▶ [OBJECTIVE] From the listing below, extract every line containing "tvorby".

▶ [DATA FOR PROCESSING]
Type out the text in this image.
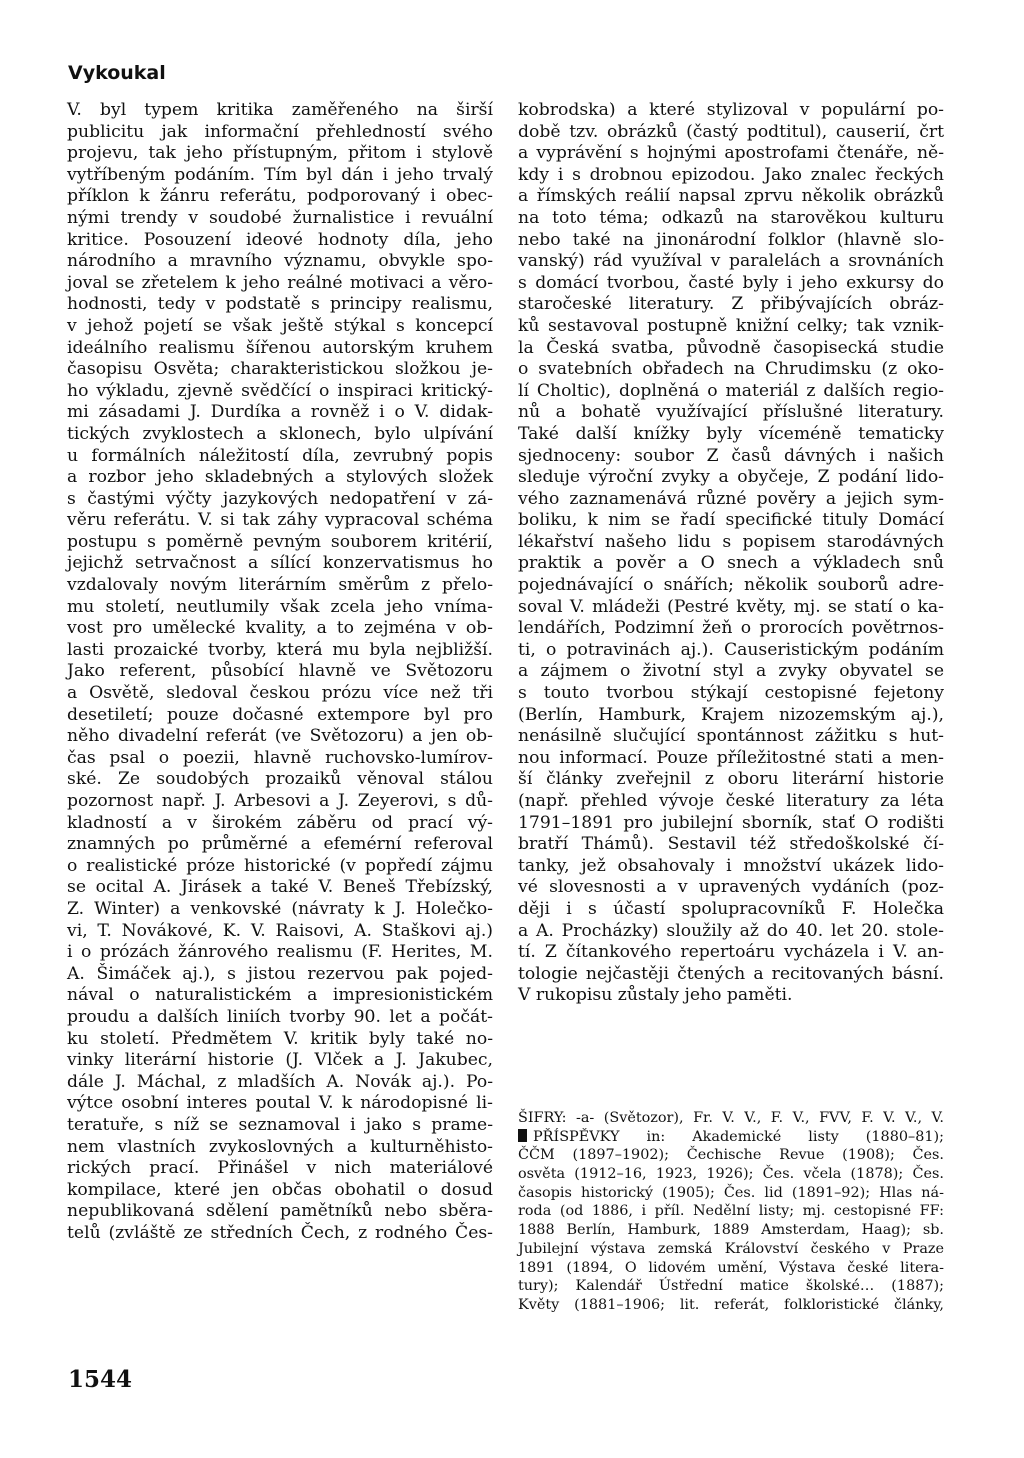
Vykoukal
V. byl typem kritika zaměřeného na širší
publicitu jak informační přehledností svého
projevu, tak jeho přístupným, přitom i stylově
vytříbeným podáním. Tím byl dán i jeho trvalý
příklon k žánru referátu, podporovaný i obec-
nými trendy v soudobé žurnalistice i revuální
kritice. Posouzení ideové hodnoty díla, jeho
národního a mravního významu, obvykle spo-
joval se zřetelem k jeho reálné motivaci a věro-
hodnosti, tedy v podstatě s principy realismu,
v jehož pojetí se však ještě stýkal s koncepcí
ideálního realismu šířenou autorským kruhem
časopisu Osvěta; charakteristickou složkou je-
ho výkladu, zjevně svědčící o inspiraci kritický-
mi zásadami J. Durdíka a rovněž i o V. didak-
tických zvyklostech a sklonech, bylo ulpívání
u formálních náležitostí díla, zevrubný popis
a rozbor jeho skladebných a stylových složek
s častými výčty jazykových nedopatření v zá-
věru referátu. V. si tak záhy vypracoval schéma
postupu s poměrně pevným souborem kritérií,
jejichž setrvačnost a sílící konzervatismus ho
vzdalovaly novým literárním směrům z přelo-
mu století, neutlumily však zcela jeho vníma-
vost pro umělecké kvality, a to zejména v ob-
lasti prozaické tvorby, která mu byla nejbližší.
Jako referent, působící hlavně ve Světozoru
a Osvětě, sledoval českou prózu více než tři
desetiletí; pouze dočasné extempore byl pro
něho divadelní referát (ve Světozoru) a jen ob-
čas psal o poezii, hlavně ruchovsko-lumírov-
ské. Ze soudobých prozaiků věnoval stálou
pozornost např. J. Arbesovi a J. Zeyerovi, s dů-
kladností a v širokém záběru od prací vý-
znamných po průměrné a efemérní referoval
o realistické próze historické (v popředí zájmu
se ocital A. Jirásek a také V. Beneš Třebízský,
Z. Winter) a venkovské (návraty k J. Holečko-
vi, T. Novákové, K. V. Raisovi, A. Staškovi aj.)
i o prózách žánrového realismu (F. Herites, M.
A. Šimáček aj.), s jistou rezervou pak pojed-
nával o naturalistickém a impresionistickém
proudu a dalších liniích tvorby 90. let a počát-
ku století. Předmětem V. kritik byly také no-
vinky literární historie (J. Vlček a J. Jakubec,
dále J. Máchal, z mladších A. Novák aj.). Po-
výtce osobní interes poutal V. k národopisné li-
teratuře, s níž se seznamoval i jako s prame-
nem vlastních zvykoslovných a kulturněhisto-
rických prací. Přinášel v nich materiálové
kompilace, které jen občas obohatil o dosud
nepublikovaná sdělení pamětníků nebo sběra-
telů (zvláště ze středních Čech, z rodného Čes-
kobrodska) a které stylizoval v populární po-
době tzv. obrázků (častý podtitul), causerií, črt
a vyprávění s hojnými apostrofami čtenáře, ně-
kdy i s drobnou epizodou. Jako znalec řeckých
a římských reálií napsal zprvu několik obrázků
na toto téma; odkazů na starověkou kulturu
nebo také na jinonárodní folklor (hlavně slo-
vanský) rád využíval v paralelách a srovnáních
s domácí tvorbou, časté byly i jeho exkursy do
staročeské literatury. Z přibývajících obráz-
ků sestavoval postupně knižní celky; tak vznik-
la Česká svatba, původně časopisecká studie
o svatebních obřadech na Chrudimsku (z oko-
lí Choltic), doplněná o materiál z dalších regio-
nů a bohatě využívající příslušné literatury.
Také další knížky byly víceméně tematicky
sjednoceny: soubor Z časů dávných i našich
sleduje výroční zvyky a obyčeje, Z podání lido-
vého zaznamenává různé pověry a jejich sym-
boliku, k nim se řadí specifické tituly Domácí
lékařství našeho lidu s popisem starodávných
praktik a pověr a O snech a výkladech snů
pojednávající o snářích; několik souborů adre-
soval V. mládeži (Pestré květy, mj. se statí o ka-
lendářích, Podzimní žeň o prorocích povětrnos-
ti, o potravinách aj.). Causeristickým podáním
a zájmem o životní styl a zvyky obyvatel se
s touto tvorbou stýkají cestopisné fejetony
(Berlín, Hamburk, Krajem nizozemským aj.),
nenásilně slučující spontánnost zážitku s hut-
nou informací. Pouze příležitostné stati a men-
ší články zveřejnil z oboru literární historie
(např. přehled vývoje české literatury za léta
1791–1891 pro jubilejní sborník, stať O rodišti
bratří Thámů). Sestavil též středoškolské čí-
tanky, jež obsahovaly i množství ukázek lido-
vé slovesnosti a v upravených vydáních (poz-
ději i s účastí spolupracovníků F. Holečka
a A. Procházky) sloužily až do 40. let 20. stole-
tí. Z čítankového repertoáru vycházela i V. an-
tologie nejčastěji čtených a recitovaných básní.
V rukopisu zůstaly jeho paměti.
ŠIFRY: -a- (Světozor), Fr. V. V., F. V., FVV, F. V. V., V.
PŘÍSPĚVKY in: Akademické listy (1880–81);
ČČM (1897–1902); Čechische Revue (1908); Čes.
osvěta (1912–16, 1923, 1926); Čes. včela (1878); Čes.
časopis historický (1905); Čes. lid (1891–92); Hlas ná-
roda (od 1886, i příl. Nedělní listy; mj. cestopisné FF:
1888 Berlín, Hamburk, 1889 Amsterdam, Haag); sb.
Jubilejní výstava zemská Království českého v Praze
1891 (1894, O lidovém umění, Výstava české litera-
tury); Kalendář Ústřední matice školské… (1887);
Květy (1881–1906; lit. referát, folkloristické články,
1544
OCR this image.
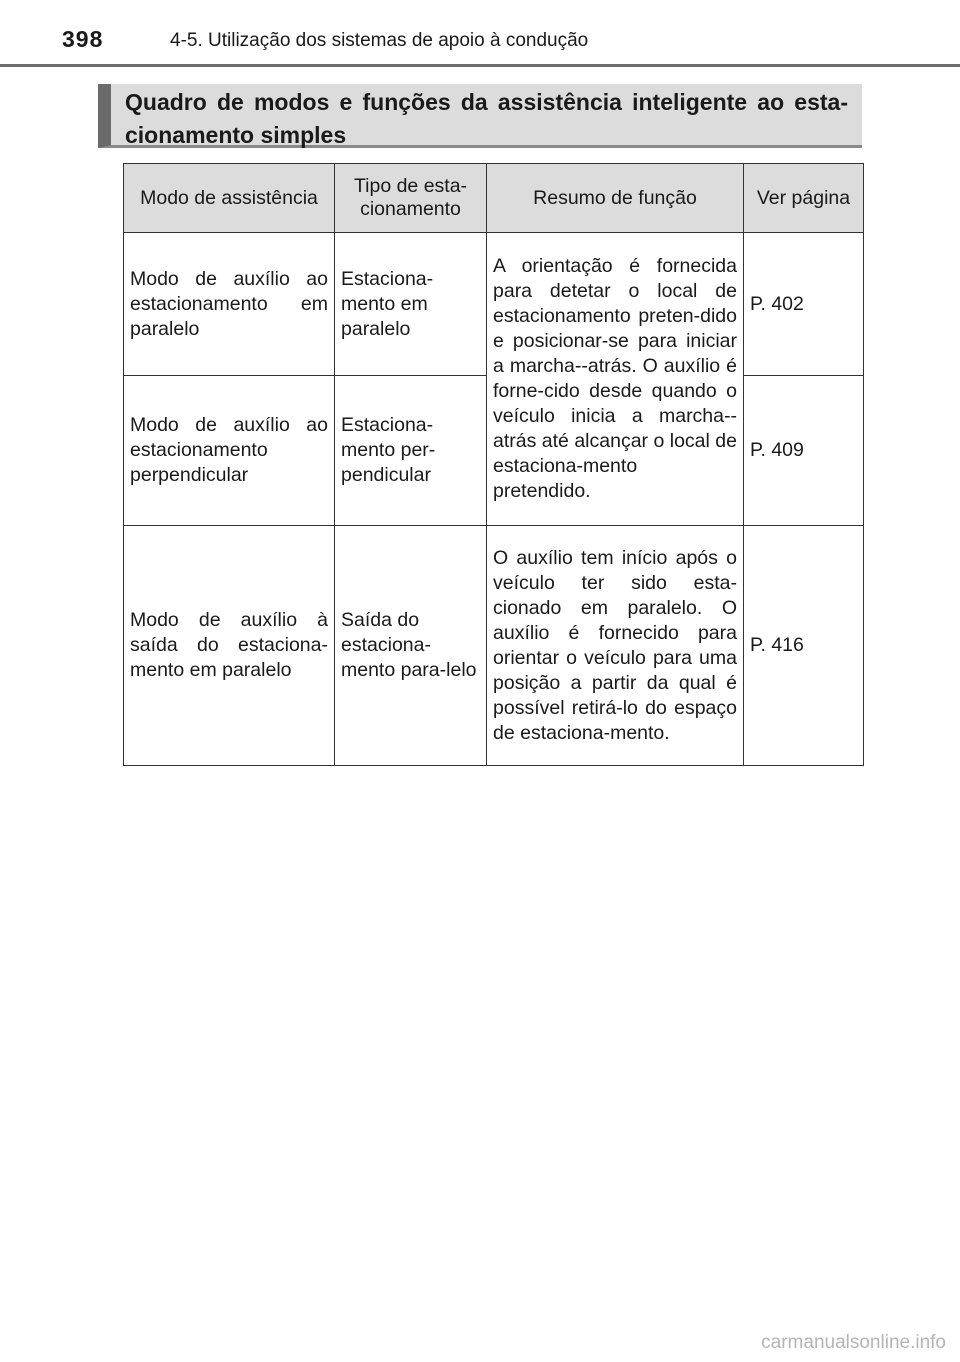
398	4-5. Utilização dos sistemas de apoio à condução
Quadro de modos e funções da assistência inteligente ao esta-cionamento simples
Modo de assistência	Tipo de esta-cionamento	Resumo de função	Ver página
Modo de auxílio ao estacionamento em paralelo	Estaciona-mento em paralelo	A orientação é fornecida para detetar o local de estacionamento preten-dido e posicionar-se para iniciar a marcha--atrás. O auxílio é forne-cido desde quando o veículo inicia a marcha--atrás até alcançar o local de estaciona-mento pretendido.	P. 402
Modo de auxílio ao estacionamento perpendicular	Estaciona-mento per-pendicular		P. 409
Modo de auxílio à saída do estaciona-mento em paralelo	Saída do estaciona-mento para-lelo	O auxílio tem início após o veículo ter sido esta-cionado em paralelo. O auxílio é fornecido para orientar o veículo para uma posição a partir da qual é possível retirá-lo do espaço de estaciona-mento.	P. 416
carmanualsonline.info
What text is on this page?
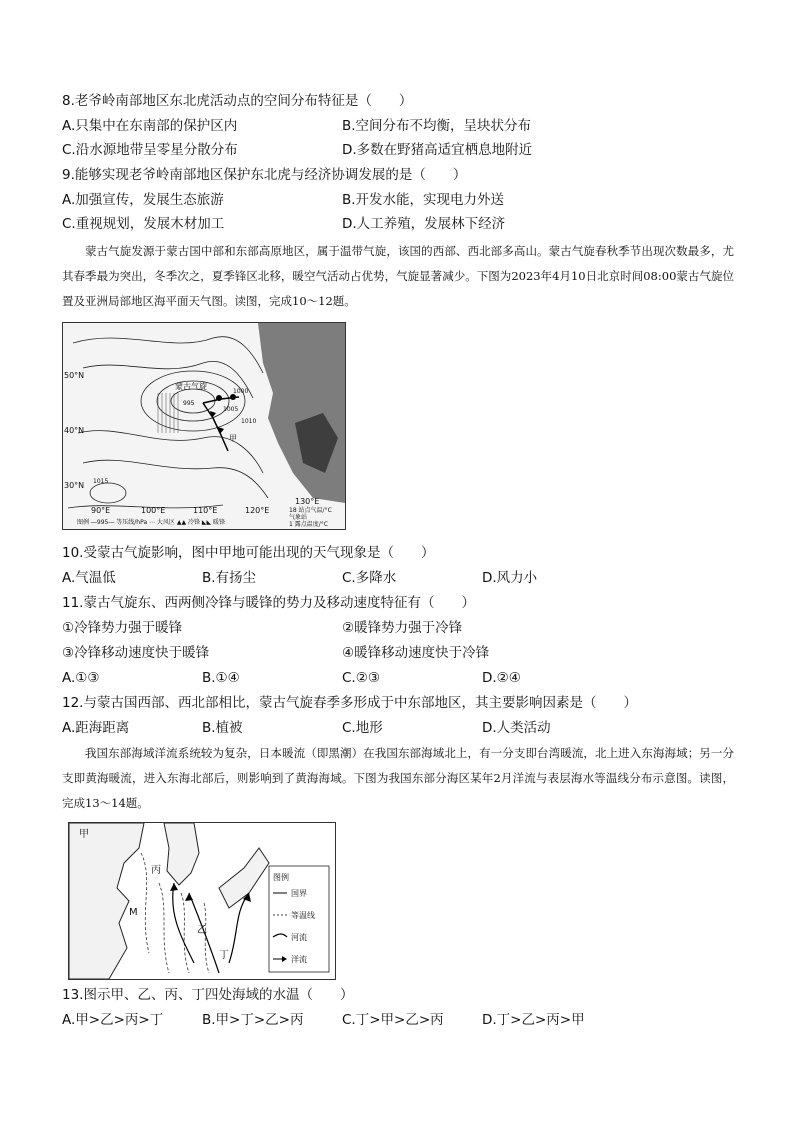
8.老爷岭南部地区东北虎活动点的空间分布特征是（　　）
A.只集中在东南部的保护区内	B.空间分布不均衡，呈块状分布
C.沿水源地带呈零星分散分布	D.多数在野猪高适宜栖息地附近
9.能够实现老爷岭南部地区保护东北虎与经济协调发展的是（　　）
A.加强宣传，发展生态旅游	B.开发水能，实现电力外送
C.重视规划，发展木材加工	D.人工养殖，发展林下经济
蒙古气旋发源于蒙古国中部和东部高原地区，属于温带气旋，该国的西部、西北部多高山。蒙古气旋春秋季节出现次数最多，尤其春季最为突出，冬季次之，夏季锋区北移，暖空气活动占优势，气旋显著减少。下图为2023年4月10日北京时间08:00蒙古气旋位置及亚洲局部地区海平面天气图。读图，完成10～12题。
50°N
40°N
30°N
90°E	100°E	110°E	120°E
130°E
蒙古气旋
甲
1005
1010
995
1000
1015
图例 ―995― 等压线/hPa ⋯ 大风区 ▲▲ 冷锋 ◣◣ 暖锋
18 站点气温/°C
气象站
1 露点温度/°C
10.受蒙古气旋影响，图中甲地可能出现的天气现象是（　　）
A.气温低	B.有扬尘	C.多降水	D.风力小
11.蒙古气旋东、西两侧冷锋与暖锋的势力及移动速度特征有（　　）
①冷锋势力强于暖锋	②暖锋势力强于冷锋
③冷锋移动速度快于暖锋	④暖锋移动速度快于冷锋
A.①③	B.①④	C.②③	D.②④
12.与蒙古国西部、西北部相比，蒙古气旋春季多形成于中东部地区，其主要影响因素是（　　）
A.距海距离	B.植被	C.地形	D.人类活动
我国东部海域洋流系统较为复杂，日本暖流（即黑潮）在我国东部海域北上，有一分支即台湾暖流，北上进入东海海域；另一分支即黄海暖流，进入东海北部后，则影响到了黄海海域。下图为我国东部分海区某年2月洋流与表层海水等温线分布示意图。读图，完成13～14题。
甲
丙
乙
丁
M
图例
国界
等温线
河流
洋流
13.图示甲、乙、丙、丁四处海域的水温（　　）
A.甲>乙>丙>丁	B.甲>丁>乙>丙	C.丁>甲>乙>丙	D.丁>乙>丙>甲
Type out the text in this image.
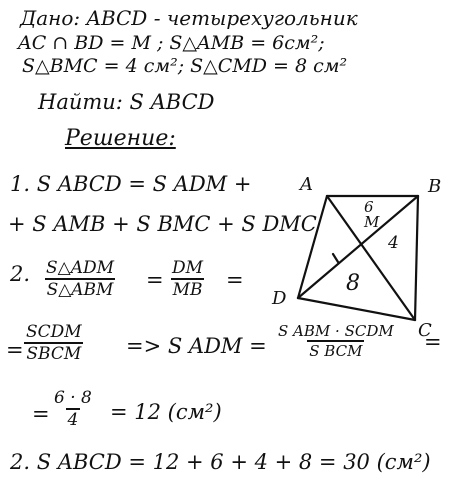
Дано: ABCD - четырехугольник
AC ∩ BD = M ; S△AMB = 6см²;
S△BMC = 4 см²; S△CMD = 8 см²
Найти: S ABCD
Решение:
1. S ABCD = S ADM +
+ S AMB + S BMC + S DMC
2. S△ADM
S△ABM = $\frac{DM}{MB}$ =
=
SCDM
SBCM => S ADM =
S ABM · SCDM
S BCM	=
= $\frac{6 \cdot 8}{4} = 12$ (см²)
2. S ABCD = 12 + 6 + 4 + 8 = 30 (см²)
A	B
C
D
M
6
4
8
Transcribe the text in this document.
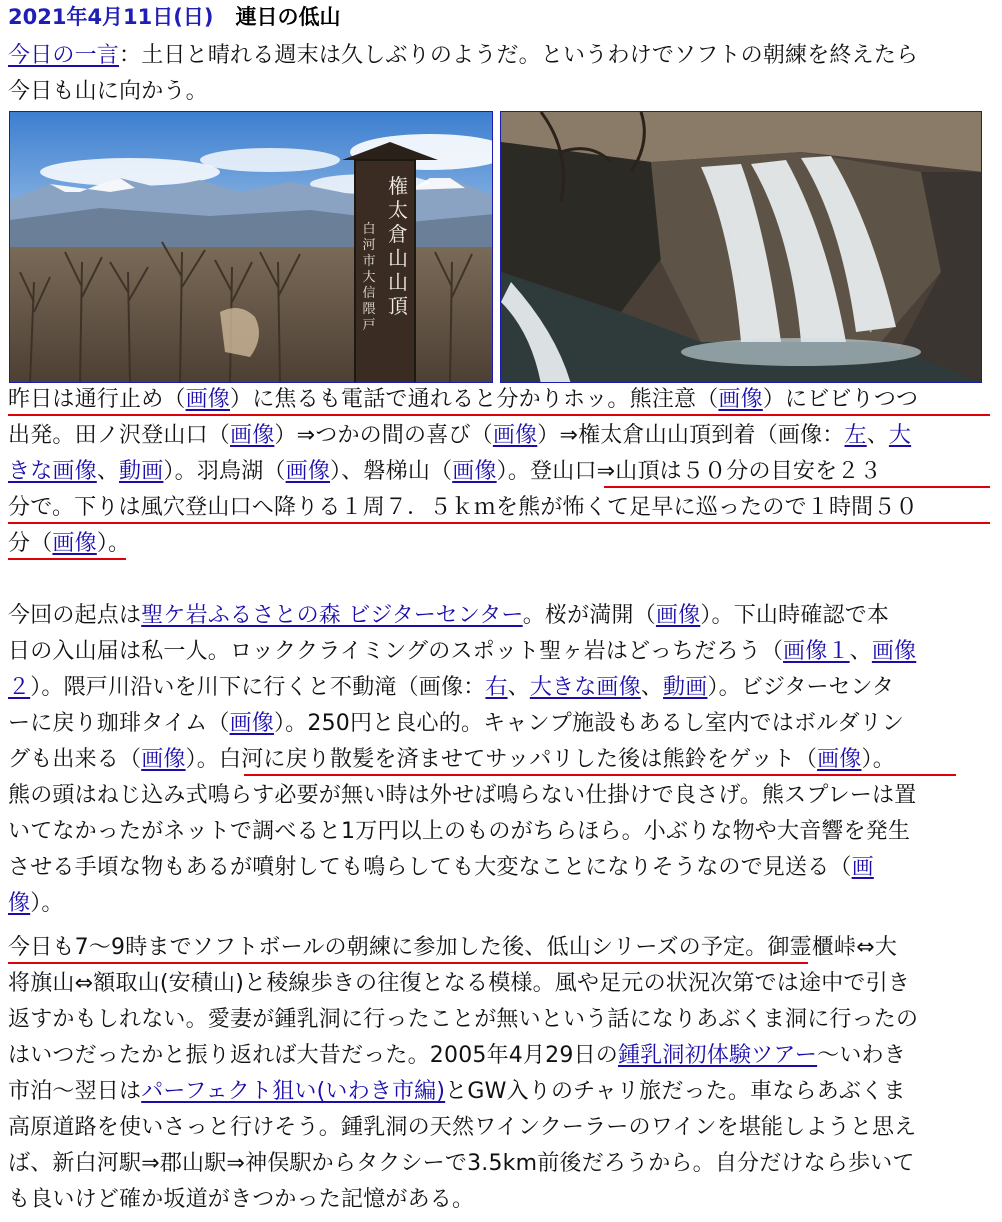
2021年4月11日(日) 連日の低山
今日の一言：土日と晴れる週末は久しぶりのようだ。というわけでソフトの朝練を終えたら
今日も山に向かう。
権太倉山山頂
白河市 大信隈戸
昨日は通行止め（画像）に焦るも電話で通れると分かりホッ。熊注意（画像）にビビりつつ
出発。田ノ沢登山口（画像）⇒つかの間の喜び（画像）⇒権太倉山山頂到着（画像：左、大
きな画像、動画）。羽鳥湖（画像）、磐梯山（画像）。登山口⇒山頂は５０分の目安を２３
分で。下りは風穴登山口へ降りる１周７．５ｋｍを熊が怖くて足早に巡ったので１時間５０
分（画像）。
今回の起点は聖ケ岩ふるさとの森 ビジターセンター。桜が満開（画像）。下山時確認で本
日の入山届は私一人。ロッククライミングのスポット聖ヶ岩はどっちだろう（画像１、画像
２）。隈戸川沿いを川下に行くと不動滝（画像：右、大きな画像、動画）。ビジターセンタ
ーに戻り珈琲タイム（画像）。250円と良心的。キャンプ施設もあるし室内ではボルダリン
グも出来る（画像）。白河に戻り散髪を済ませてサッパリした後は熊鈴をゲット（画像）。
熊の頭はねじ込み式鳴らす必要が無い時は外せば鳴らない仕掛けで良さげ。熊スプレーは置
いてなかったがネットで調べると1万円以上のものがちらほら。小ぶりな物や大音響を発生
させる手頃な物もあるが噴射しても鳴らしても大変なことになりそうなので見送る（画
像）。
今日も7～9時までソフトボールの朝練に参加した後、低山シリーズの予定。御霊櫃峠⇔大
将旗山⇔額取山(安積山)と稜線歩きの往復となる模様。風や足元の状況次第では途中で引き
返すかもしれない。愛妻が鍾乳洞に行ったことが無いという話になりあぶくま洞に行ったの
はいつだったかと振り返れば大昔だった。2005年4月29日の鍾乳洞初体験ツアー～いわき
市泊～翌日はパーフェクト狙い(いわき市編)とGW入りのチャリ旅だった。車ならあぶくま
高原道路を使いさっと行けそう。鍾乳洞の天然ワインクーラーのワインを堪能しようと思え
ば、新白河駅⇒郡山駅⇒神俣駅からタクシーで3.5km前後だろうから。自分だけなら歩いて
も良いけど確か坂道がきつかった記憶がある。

▶ [RIGHT ANSWER]
lasti prozaické tvorby, která mu byla nejbližší.
proudu a dalších liniích tvorby 90. let a počát-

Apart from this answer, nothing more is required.